PROBLEM DETAILS: Extract from the listing each line in which the word "count" appears.

++++++

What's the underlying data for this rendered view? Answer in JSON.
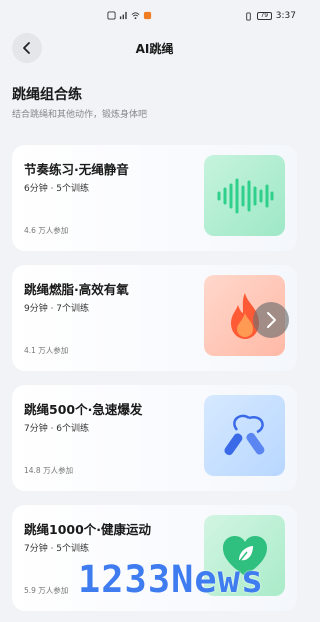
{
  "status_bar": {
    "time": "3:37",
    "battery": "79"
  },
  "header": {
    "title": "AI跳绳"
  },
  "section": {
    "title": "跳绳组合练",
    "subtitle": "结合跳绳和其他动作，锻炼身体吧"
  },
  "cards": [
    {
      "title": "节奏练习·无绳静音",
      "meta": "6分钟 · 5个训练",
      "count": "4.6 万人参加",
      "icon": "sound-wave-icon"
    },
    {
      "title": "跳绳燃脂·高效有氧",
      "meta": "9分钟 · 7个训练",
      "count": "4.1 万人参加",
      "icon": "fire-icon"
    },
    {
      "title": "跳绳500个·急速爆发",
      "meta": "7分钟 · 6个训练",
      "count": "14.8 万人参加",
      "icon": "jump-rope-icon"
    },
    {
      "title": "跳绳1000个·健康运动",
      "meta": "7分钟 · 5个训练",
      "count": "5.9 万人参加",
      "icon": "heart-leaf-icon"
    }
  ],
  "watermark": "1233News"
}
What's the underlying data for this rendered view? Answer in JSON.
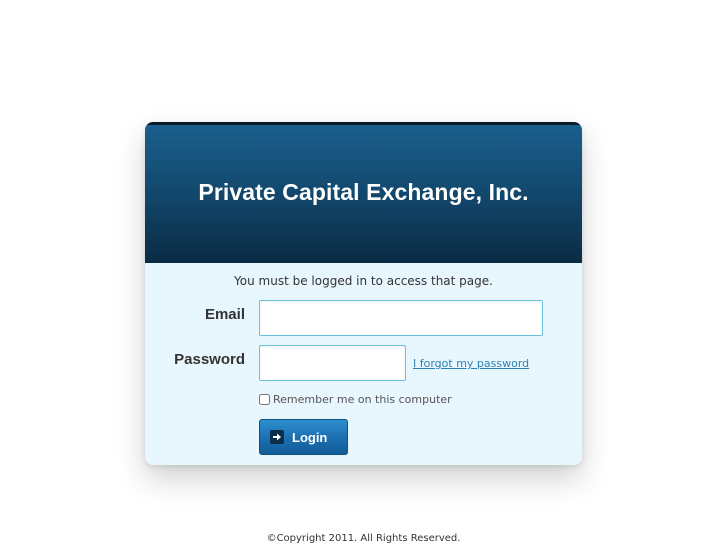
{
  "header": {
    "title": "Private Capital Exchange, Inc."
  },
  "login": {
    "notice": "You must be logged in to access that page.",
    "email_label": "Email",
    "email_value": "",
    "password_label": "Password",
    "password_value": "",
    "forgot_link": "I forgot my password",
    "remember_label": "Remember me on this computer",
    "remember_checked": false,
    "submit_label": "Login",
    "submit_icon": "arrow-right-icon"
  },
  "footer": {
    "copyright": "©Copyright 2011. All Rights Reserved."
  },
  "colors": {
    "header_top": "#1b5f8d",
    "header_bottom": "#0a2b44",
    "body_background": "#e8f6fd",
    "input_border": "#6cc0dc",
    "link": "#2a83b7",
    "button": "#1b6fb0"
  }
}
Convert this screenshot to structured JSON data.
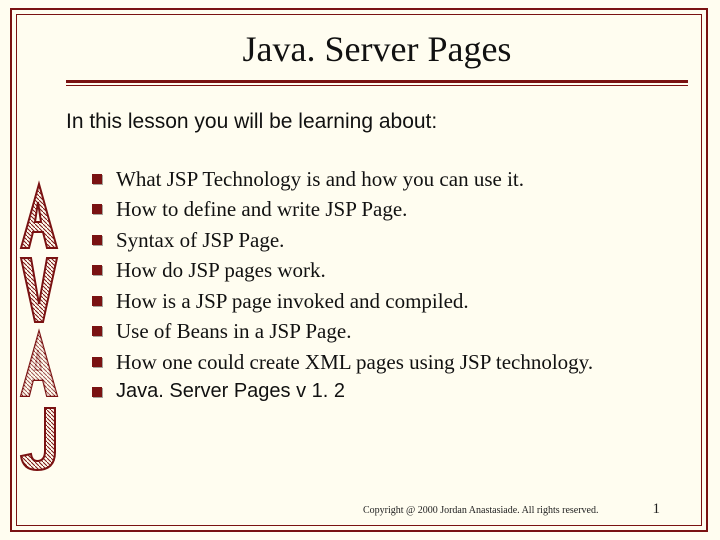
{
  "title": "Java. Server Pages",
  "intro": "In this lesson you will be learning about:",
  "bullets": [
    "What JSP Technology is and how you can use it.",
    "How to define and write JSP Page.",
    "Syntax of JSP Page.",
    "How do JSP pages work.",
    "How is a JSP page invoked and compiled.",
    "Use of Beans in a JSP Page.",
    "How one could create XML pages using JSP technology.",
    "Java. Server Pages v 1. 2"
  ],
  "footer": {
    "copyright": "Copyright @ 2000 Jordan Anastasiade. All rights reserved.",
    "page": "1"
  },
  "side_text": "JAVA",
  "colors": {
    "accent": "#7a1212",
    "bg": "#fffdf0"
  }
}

++++++

WRITTEN SOLUTION:
      "count": "4.6 万人参加",
      "count": "4.1 万人参加",
      "count": "14.8 万人参加",
      "count": "5.9 万人参加",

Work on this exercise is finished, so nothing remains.